Directions | Each line below should be quoted exactly, please.

Provided records |
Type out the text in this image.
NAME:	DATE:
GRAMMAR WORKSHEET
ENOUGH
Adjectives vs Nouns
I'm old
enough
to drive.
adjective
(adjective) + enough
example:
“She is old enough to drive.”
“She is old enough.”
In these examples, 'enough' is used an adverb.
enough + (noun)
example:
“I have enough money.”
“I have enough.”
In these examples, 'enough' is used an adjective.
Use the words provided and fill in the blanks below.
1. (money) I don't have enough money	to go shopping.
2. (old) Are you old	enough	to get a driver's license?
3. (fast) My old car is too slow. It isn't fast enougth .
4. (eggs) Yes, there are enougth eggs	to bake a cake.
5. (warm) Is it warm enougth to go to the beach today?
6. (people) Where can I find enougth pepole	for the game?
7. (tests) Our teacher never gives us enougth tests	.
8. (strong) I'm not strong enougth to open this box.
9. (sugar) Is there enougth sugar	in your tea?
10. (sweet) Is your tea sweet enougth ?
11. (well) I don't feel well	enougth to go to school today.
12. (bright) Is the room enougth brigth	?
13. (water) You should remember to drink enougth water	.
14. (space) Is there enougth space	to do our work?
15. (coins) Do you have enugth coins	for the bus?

Exercise answer |
Type out the text in this image.
NAME:	DATE:
GRAMMAR WORKSHEET
ENOUGH
Adjectives vs Nouns
I'm old
enough
to drive.
adjective
(adjective) + enough
example:
“She is old enough to drive.”
“She is old enough.”
In these examples, 'enough' is used an adverb.
enough + (noun)
example:
“I have enough money.”
“I have enough.”
In these examples, 'enough' is used an adjective.
Use the words provided and fill in the blanks below.
1. (money) I don't have enough money	to go shopping.
2. (old) Are you old	enough	to get a driver's license?
3. (fast) My old car is too slow. It isn't fast enougth .
4. (eggs) Yes, there are enougth eggs	to bake a cake.
5. (warm) Is it warm enougth to go to the beach today?
6. (people) Where can I find enougth pepole	for the game?
7. (tests) Our teacher never gives us enougth tests	.
8. (strong) I'm not strong enougth to open this box.
9. (sugar) Is there enougth sugar	in your tea?
10. (sweet) Is your tea sweet enougth ?
11. (well) I don't feel well	enougth to go to school today.
12. (bright) Is the room enougth brigth	?
13. (water) You should remember to drink enougth water	.
14. (space) Is there enougth space	to do our work?
15. (coins) Do you have enugth coins	for the bus?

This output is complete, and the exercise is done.